* TEXT PASSAGE
☆ ☆ ☆ ☆
Honour Tasmanian's veterans on ANZAC Day
Opinion piece published in The Examiner, 21 April 2020 (available here).
Life is certainly different. Jarringly different.
So too, will Anzac Day 2020 be different. Very different.
No marches, no parades, no dawn services, no mingling for a coffee or community breakfast afterwards, or a few beers at the RSL or pub.
Nevertheless, we can and should commemorate our veteran community, especially the over 102,000 of our fellow Australians that made the ultimate selfless sacrifice for our benefit.
We can all do the right thing by tuning in at 5.30 am on Anzac Day to The Australian War Memorial's nationally broadcast service which will be available on ABC TV, ABC Radio, Facebook and iView. Let's all make the effort to set our alarms to honour our defence personnel and watch the service.
After which we can participate in one minute's silence at either 6 am or 11.30 am if not both. There will also be a special Tasmanian commemorative service broadcast at 11.30 am on ABC Northern Tasmania.
While the social side of Anzac Day is denied us this year it affords us the opportunity to engage in some deeper introspection reminding ourselves of the selfless bravery and commitment to our future to which our defence personnel dedicated their service.
They believed it was worthwhile to commit in as serious manner as is possible to the protection and defence of the virtues that underpin our society and which we all too often take as a given. Virtues such as our freedoms to speak and worship and to own property.
The virtues of democracy, the rule of law, and a civilised society. Regrettably, a very few still suggest that commemorating Anzac Day is a glorification of war. This is simply untrue. It would be like suggesting Easter is a glorification of crucifixions. If that is your view you've completely lost the plot.
☆ ☆ ☆ ☆
* GIVEN PROBLEM 1
Please reproduce everything in the Anzac Day opinion piece from "While the social" down to "lost the plot.".
* GIVEN PROBLEM 2
Which platforms does the Anzac Day opinion piece say will carry the Australian War Memorial's nationally broadcast service?
* GIVEN PROBLEM 3
Answer these questions from the Anzac Day opinion piece:
(a) How many Australians does it say made the ultimate selfless sacrifice?
(b) At what time does the Australian War Memorial's service start?
(c) On which station will the special Tasmanian commemorative service be broadcast?

[Box annotation data]
☆ ☆ ☆ ☆
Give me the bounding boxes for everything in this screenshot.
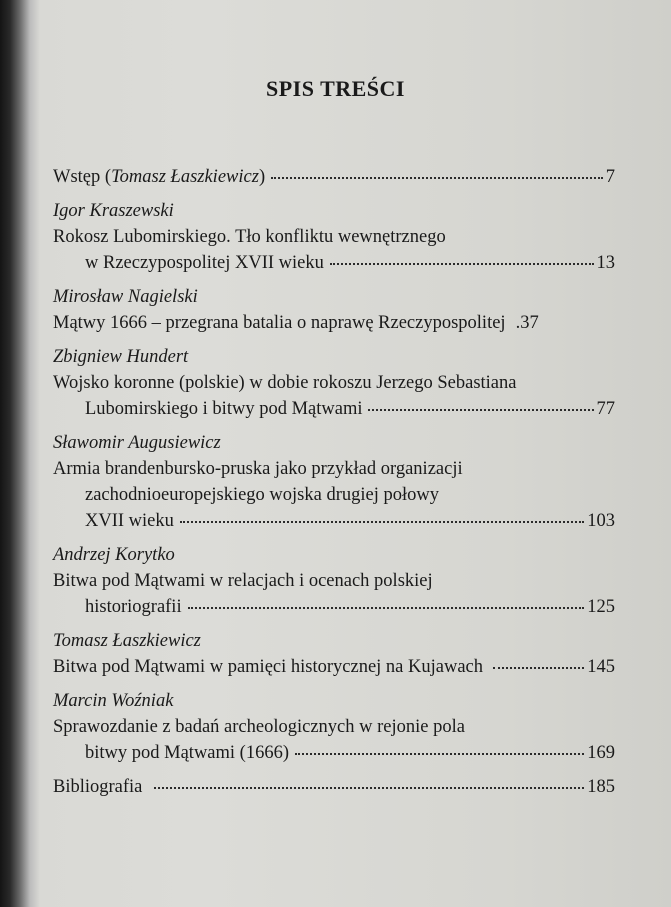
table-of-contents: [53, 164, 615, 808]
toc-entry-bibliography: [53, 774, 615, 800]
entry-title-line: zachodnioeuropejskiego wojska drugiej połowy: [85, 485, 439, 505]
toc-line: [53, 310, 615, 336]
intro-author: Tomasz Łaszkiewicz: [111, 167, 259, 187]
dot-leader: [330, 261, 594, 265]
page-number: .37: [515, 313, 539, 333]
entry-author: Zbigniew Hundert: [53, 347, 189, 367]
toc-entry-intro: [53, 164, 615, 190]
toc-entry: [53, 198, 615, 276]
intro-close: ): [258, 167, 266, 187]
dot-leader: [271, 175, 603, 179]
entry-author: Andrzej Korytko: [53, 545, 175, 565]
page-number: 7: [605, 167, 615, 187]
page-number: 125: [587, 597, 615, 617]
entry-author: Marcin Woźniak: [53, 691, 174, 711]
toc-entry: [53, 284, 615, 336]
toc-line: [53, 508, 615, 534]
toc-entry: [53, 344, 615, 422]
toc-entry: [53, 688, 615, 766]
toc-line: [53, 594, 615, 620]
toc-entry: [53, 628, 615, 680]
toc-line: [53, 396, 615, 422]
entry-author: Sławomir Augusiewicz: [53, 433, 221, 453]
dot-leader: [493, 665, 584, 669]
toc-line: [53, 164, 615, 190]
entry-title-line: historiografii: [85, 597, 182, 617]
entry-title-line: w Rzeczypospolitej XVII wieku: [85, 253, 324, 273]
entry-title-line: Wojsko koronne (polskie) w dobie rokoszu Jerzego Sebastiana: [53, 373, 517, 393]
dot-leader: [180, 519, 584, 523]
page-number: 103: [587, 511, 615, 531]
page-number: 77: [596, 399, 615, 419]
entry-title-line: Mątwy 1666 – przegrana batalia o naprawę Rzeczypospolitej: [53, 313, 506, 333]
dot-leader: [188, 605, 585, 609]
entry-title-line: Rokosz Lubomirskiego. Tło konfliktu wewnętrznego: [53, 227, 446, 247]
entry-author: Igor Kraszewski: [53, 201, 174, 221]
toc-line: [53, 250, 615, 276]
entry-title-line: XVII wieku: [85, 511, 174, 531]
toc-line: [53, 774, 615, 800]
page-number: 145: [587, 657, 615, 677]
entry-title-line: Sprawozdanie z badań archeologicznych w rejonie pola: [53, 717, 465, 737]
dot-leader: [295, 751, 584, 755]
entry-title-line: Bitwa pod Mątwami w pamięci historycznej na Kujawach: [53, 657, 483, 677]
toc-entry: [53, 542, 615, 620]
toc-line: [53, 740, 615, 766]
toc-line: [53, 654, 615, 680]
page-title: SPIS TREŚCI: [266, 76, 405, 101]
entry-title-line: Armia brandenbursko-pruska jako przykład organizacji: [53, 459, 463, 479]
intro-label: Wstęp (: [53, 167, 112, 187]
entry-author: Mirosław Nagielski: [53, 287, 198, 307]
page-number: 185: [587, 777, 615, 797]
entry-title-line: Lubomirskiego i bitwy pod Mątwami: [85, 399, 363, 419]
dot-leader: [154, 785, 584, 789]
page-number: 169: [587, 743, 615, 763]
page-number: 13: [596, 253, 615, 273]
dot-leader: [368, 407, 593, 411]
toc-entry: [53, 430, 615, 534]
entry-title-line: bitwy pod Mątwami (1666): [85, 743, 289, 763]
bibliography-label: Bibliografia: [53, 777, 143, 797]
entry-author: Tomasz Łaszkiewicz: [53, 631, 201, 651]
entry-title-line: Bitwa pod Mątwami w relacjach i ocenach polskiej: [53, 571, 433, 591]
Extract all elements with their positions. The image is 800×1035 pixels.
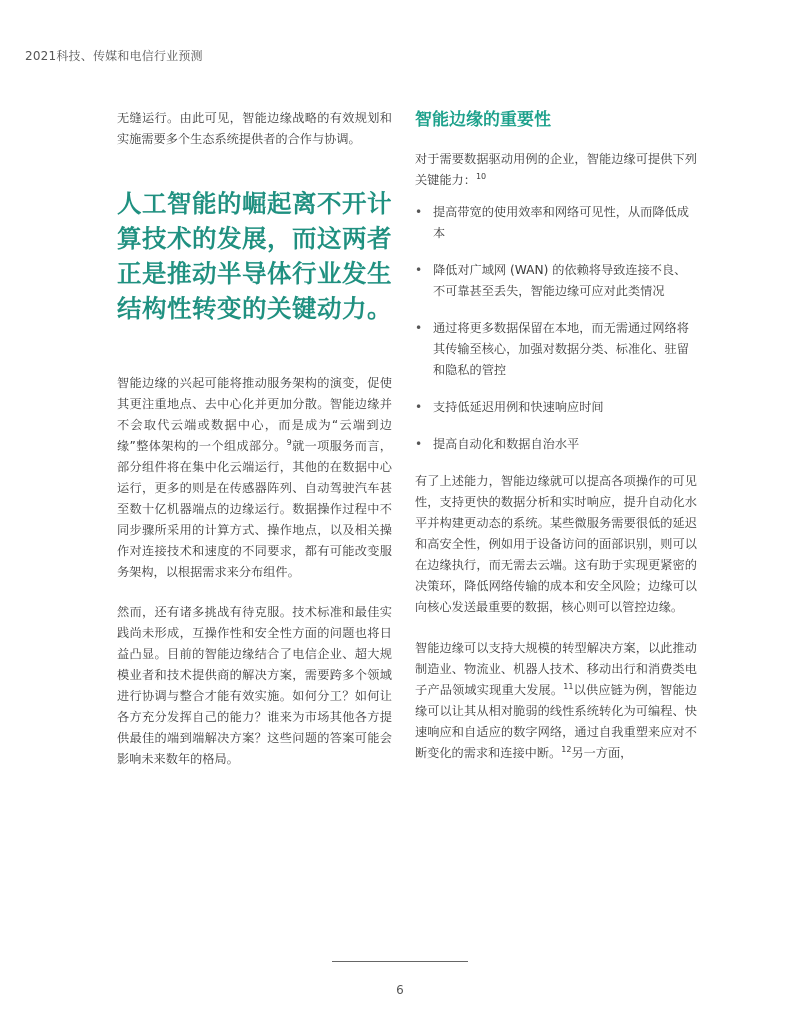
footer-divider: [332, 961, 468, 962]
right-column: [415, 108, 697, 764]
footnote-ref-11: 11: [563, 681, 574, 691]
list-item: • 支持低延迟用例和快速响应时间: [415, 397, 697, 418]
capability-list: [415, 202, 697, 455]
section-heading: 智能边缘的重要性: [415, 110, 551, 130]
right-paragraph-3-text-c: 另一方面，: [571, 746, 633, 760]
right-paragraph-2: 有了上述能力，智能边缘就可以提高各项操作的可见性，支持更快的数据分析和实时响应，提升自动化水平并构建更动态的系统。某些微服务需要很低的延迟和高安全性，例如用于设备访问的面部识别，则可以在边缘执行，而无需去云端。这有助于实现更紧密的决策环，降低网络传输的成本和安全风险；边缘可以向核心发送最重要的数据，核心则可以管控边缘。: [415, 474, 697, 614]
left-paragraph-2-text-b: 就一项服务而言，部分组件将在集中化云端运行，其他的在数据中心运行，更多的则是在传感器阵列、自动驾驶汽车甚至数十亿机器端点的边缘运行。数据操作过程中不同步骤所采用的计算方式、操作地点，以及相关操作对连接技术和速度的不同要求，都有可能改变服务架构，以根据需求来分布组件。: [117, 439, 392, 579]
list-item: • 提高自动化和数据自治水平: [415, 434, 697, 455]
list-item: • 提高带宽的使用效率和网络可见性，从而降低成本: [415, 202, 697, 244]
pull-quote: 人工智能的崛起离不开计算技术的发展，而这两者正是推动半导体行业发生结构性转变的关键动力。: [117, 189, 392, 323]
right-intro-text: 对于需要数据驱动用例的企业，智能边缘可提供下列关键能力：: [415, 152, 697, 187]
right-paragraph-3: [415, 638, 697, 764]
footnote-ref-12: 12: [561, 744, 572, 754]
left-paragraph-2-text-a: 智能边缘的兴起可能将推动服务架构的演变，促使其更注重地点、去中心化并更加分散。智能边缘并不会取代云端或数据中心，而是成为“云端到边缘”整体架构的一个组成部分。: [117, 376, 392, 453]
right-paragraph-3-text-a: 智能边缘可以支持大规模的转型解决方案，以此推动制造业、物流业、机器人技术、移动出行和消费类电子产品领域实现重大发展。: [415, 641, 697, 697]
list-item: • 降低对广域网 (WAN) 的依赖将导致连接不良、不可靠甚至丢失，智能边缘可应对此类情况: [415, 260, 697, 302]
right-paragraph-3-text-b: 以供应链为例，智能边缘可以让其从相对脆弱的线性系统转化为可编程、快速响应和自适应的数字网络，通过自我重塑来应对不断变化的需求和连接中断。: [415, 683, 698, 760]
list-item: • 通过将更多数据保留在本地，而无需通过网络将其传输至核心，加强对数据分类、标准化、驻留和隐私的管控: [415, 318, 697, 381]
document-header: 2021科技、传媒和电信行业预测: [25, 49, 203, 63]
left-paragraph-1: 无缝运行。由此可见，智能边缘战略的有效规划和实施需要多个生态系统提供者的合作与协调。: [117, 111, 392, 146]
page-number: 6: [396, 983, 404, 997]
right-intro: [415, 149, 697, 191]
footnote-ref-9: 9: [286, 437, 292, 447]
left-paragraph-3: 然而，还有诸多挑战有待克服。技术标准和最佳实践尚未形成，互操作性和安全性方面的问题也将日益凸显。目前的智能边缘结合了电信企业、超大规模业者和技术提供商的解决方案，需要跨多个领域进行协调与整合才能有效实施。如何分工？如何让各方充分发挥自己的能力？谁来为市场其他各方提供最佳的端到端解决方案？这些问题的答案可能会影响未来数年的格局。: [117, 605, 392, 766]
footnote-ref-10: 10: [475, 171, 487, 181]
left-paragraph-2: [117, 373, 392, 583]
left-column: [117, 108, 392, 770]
☆ ☆ ☆ ☆
* EXERCISE ANSWER 1
While the social side of Anzac Day is denied us this year it affords us the opportunity to engage in some deeper introspection reminding ourselves of the selfless bravery and commitment to our future to which our defence personnel dedicated their service.
They believed it was worthwhile to commit in as serious manner as is possible to the protection and defence of the virtues that underpin our society and which we all too often take as a given. Virtues such as our freedoms to speak and worship and to own property.
The virtues of democracy, the rule of law, and a civilised society. Regrettably, a very few still suggest that commemorating Anzac Day is a glorification of war. This is simply untrue. It would be like suggesting Easter is a glorification of crucifixions. If that is your view you've completely lost the plot.

* EXERCISE ANSWER 2
ABC TV, ABC Radio, Facebook, iView

* EXERCISE ANSWER 3
(a) Over 102,000
(b) 5.30 am on Anzac Day
(c) ABC Northern Tasmania